• **EXERCISE INSTRUCTIONS**
Search the data for the string "title" and gather each line it is in.

• **DATASET EXCERPTS**
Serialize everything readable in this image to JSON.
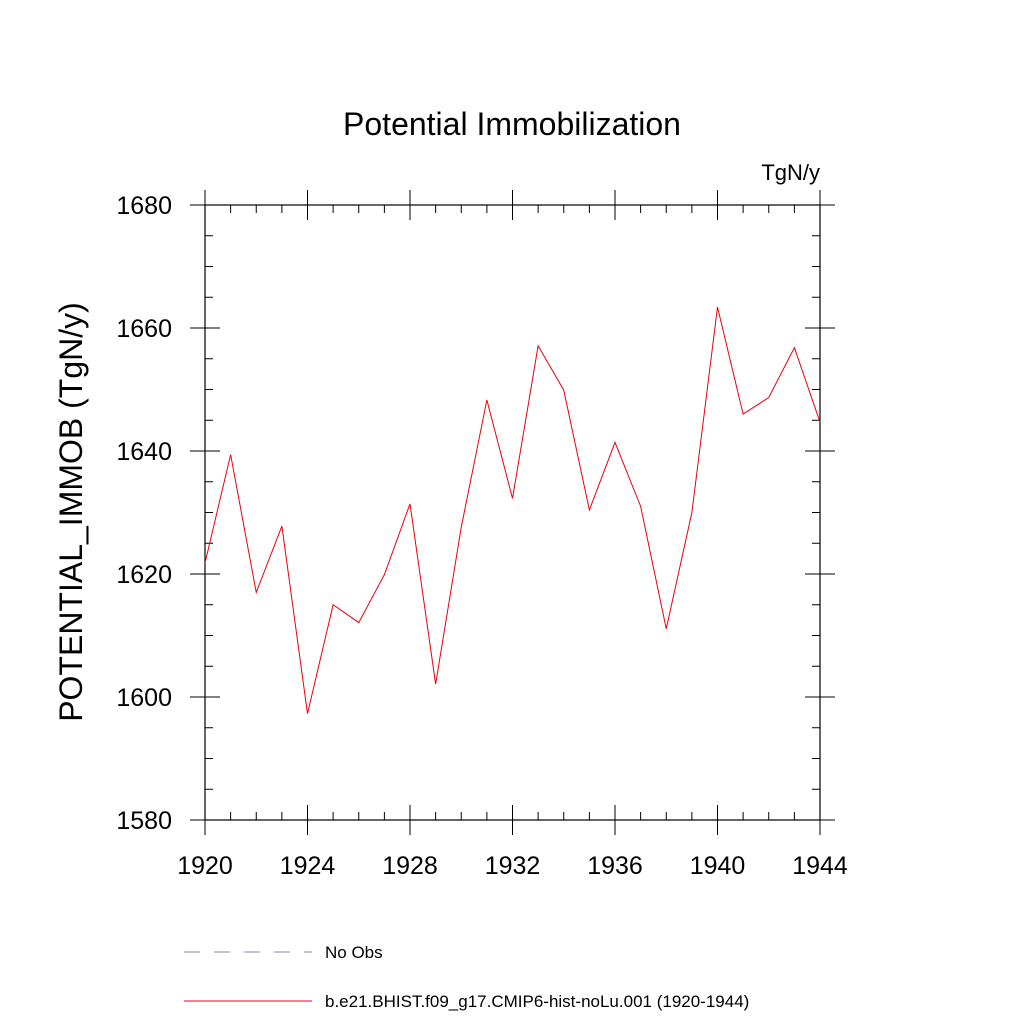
{
  "chart_data": {
    "type": "line",
    "title": "Potential Immobilization",
    "units_label": "TgN/y",
    "xlabel": "",
    "ylabel": "POTENTIAL_IMMOB  (TgN/y)",
    "xlim": [
      1920,
      1944
    ],
    "ylim": [
      1580,
      1680
    ],
    "x_ticks": [
      1920,
      1924,
      1928,
      1932,
      1936,
      1940,
      1944
    ],
    "x_minor_step": 1,
    "y_ticks": [
      1580,
      1600,
      1620,
      1640,
      1660,
      1680
    ],
    "y_minor_step": 5,
    "grid": false,
    "legend_position": "bottom",
    "legend": [
      {
        "label": "No Obs",
        "style": "dashed",
        "color": "#8080c0"
      },
      {
        "label": "b.e21.BHIST.f09_g17.CMIP6-hist-noLu.001 (1920-1944)",
        "style": "solid",
        "color": "#e8000b"
      }
    ],
    "series": [
      {
        "name": "b.e21.BHIST.f09_g17.CMIP6-hist-noLu.001 (1920-1944)",
        "color": "#e8000b",
        "x": [
          1920,
          1921,
          1922,
          1923,
          1924,
          1925,
          1926,
          1927,
          1928,
          1929,
          1930,
          1931,
          1932,
          1933,
          1934,
          1935,
          1936,
          1937,
          1938,
          1939,
          1940,
          1941,
          1942,
          1943,
          1944
        ],
        "values": [
          1621.8,
          1639.4,
          1617.0,
          1627.8,
          1597.3,
          1615.0,
          1612.1,
          1619.9,
          1631.4,
          1602.1,
          1627.6,
          1648.3,
          1632.3,
          1657.1,
          1649.9,
          1630.4,
          1641.4,
          1631.0,
          1611.1,
          1630.0,
          1663.4,
          1646.0,
          1648.7,
          1656.8,
          1644.7
        ]
      }
    ]
  }
}
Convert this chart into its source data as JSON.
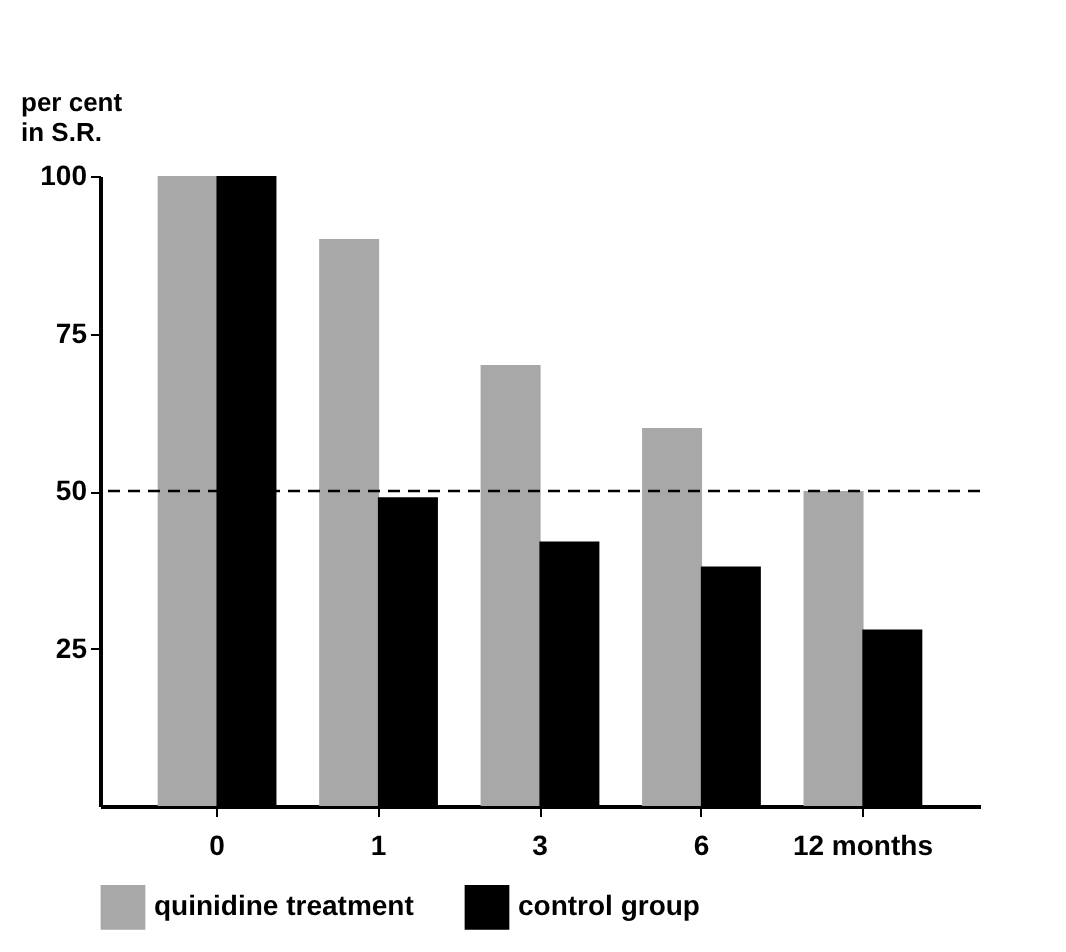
{
  "chart_data": {
    "type": "bar",
    "ylabel": "per cent\nin S.R.",
    "categories": [
      "0",
      "1",
      "3",
      "6",
      "12 months"
    ],
    "series": [
      {
        "name": "quinidine treatment",
        "color": "#a8a8a8",
        "values": [
          100,
          90,
          70,
          60,
          50
        ]
      },
      {
        "name": "control group",
        "color": "#000000",
        "values": [
          100,
          49,
          42,
          38,
          28
        ]
      }
    ],
    "ylim": [
      0,
      100
    ],
    "yticks": [
      25,
      50,
      75,
      100
    ],
    "grid": false,
    "legend": "bottom",
    "ref_lines": [
      {
        "axis": "y",
        "value": 50,
        "line_style": "dashed",
        "color": "#000000"
      }
    ]
  }
}
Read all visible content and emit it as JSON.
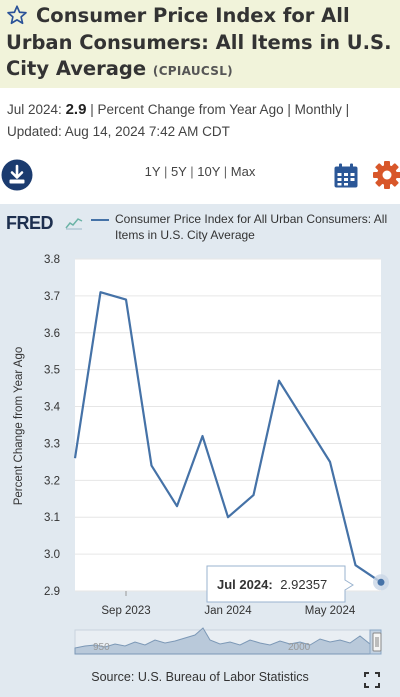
{
  "header": {
    "title": "Consumer Price Index for All Urban Consumers: All Items in U.S. City Average",
    "series_code": "(CPIAUCSL)"
  },
  "meta": {
    "period": "Jul 2024:",
    "value": "2.9",
    "units": "Percent Change from Year Ago",
    "frequency": "Monthly",
    "updated": "Updated: Aug 14, 2024 7:42 AM CDT"
  },
  "toolbar": {
    "ranges": [
      "1Y",
      "5Y",
      "10Y",
      "Max"
    ],
    "download_icon": "download-icon",
    "calendar_icon": "calendar-icon",
    "settings_icon": "gear-icon"
  },
  "chart_data": {
    "type": "line",
    "logo": "FRED",
    "legend": "Consumer Price Index for All Urban Consumers: All Items in U.S. City Average",
    "ylabel": "Percent Change from Year Ago",
    "ylim": [
      2.9,
      3.8
    ],
    "yticks": [
      "3.8",
      "3.7",
      "3.6",
      "3.5",
      "3.4",
      "3.3",
      "3.2",
      "3.1",
      "3.0",
      "2.9"
    ],
    "xticks": [
      "Sep 2023",
      "Jan 2024",
      "May 2024"
    ],
    "x": [
      "Jul 2023",
      "Aug 2023",
      "Sep 2023",
      "Oct 2023",
      "Nov 2023",
      "Dec 2023",
      "Jan 2024",
      "Feb 2024",
      "Mar 2024",
      "Apr 2024",
      "May 2024",
      "Jun 2024",
      "Jul 2024"
    ],
    "values": [
      3.26,
      3.71,
      3.69,
      3.24,
      3.13,
      3.32,
      3.1,
      3.16,
      3.47,
      3.36,
      3.25,
      2.97,
      2.92357
    ],
    "series_color": "#4572a7",
    "tooltip": {
      "label": "Jul 2024:",
      "value": "2.92357"
    },
    "navigator_labels": [
      "950",
      "2000"
    ],
    "source": "Source: U.S. Bureau of Labor Statistics"
  }
}
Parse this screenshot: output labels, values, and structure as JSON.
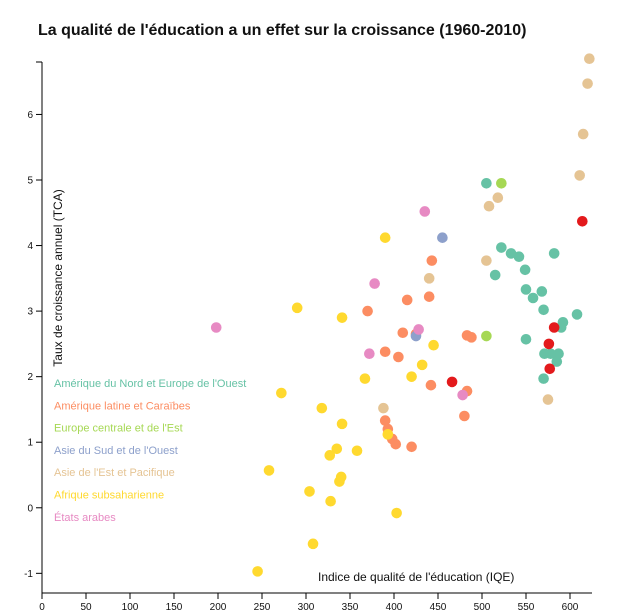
{
  "chart_data": {
    "type": "scatter",
    "title": "La qualité de l'éducation a un effet sur la croissance (1960-2010)",
    "xlabel": "Indice de qualité de l'éducation (IQE)",
    "ylabel": "Taux de croissance annuel (TCA)",
    "xlim": [
      0,
      625
    ],
    "ylim": [
      -1.3,
      6.8
    ],
    "x_ticks": [
      0,
      50,
      100,
      150,
      200,
      250,
      300,
      350,
      400,
      450,
      500,
      550,
      600
    ],
    "y_ticks": [
      -1,
      0,
      1,
      2,
      3,
      4,
      5,
      6
    ],
    "grid": false,
    "legend_position": "left",
    "series": [
      {
        "name": "Amérique du Nord et Europe de l'Ouest",
        "color": "#66c2a5",
        "points": [
          [
            505,
            4.95
          ],
          [
            522,
            3.97
          ],
          [
            533,
            3.88
          ],
          [
            542,
            3.83
          ],
          [
            549,
            3.63
          ],
          [
            558,
            3.2
          ],
          [
            568,
            3.3
          ],
          [
            570,
            3.02
          ],
          [
            582,
            3.88
          ],
          [
            587,
            2.35
          ],
          [
            590,
            2.75
          ],
          [
            592,
            2.83
          ],
          [
            608,
            2.95
          ],
          [
            550,
            3.33
          ],
          [
            515,
            3.55
          ],
          [
            550,
            2.57
          ],
          [
            571,
            2.35
          ],
          [
            578,
            2.35
          ],
          [
            585,
            2.23
          ],
          [
            570,
            1.97
          ]
        ]
      },
      {
        "name": "Amérique latine et Caraïbes",
        "color": "#fc8d62",
        "points": [
          [
            370,
            3.0
          ],
          [
            390,
            2.38
          ],
          [
            405,
            2.3
          ],
          [
            410,
            2.67
          ],
          [
            415,
            3.17
          ],
          [
            425,
            2.65
          ],
          [
            440,
            3.22
          ],
          [
            443,
            3.77
          ],
          [
            442,
            1.87
          ],
          [
            480,
            1.4
          ],
          [
            483,
            1.78
          ],
          [
            483,
            2.63
          ],
          [
            488,
            2.6
          ],
          [
            390,
            1.33
          ],
          [
            393,
            1.2
          ],
          [
            398,
            1.05
          ],
          [
            402,
            0.97
          ],
          [
            420,
            0.93
          ]
        ]
      },
      {
        "name": "Europe centrale et de l'Est",
        "color": "#a6d854",
        "points": [
          [
            522,
            4.95
          ],
          [
            505,
            2.62
          ]
        ]
      },
      {
        "name": "Asie du Sud et de l'Ouest",
        "color": "#8da0cb",
        "points": [
          [
            455,
            4.12
          ],
          [
            425,
            2.62
          ]
        ]
      },
      {
        "name": "Asie de l'Est et Pacifique",
        "color": "#e5c494",
        "points": [
          [
            622,
            6.85
          ],
          [
            620,
            6.47
          ],
          [
            615,
            5.7
          ],
          [
            611,
            5.07
          ],
          [
            518,
            4.73
          ],
          [
            508,
            4.6
          ],
          [
            505,
            3.77
          ],
          [
            440,
            3.5
          ],
          [
            388,
            1.52
          ],
          [
            575,
            1.65
          ]
        ]
      },
      {
        "name": "Afrique subsaharienne",
        "color": "#ffd92f",
        "points": [
          [
            245,
            -0.97
          ],
          [
            258,
            0.57
          ],
          [
            272,
            1.75
          ],
          [
            290,
            3.05
          ],
          [
            304,
            0.25
          ],
          [
            308,
            -0.55
          ],
          [
            318,
            1.52
          ],
          [
            327,
            0.8
          ],
          [
            328,
            0.1
          ],
          [
            335,
            0.9
          ],
          [
            338,
            0.4
          ],
          [
            340,
            0.47
          ],
          [
            341,
            1.28
          ],
          [
            341,
            2.9
          ],
          [
            358,
            0.87
          ],
          [
            367,
            1.97
          ],
          [
            390,
            4.12
          ],
          [
            393,
            1.12
          ],
          [
            403,
            -0.08
          ],
          [
            420,
            2.0
          ],
          [
            432,
            2.18
          ],
          [
            445,
            2.48
          ]
        ]
      },
      {
        "name": "États arabes",
        "color": "#e78ac3",
        "points": [
          [
            198,
            2.75
          ],
          [
            372,
            2.35
          ],
          [
            378,
            3.42
          ],
          [
            428,
            2.72
          ],
          [
            435,
            4.52
          ],
          [
            478,
            1.72
          ]
        ]
      },
      {
        "name": "",
        "color": "#e31a1c",
        "points": [
          [
            614,
            4.37
          ],
          [
            582,
            2.75
          ],
          [
            576,
            2.5
          ],
          [
            577,
            2.12
          ],
          [
            466,
            1.92
          ]
        ]
      }
    ]
  }
}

• **EXERCISE SOLUTION**
    "title": "Potential Immobilization",
    "title": "Consumer Price Index for All Urban Consumers: All Items in U.S. City Average",
    "title": "La qualité de l'éducation a un effet sur la croissance (1960-2010)",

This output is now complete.